__Listed entries__.

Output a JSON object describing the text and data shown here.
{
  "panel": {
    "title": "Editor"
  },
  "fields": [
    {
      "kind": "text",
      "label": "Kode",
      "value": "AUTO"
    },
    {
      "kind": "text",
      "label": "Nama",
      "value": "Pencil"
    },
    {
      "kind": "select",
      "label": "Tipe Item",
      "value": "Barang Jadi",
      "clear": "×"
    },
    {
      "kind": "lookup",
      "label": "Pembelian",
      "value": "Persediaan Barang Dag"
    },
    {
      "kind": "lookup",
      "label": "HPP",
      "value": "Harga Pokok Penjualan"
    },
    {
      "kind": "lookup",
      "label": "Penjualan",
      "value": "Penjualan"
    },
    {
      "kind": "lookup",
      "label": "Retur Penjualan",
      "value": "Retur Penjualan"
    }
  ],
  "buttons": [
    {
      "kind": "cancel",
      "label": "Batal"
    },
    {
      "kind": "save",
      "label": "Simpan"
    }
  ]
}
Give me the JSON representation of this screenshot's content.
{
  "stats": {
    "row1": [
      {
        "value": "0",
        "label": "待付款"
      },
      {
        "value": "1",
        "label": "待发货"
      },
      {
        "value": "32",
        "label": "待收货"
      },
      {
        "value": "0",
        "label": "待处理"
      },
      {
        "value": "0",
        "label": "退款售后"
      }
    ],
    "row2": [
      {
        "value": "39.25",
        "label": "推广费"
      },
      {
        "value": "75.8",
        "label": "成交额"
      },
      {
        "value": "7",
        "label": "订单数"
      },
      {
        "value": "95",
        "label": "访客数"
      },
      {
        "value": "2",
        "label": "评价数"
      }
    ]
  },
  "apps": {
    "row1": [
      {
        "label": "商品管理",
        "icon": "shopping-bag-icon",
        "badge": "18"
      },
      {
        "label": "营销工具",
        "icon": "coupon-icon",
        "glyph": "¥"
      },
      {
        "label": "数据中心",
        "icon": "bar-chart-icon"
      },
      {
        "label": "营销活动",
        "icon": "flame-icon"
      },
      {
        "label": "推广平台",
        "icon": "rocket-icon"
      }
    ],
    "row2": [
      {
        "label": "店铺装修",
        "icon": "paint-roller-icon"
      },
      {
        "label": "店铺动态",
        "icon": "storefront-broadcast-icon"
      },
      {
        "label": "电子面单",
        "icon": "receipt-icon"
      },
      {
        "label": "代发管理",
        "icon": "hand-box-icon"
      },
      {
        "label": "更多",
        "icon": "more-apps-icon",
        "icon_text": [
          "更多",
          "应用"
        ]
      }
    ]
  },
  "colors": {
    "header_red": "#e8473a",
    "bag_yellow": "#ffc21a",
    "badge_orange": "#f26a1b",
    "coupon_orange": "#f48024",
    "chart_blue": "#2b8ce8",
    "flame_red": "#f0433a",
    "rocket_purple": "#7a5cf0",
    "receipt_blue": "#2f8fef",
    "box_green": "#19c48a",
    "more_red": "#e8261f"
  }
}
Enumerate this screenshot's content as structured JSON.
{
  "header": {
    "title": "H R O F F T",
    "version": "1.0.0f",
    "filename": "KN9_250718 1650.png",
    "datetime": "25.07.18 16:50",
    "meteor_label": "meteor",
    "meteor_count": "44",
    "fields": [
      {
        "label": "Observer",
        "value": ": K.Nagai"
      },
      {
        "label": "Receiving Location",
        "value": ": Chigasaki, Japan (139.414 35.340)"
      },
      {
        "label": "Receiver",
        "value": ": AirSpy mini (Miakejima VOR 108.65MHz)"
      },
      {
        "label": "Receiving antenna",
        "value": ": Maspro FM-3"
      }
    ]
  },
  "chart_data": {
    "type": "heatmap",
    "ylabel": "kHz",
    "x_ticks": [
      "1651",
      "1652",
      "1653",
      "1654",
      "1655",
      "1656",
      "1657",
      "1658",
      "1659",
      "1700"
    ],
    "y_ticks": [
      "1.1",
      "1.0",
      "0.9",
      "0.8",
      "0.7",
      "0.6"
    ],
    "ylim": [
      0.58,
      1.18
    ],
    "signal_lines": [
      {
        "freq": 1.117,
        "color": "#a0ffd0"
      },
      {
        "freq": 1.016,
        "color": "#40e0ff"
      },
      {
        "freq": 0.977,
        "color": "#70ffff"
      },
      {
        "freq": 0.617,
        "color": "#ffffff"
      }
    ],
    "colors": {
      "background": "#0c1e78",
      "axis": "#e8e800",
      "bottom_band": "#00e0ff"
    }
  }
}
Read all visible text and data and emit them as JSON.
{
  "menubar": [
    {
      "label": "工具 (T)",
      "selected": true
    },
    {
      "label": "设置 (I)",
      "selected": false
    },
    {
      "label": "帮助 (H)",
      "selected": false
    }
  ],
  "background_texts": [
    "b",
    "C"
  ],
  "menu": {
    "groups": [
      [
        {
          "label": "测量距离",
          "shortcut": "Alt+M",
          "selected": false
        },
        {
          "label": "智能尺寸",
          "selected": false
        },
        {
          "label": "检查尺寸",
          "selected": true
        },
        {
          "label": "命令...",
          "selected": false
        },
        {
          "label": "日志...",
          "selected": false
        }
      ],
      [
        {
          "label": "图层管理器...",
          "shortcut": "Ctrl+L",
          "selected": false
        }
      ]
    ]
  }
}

__What you are asked to do__. From the entries above, extract each line containing "Barang".

__Output for this exercise__.
      "value": "Barang Jadi",
      "value": "Persediaan Barang Dag"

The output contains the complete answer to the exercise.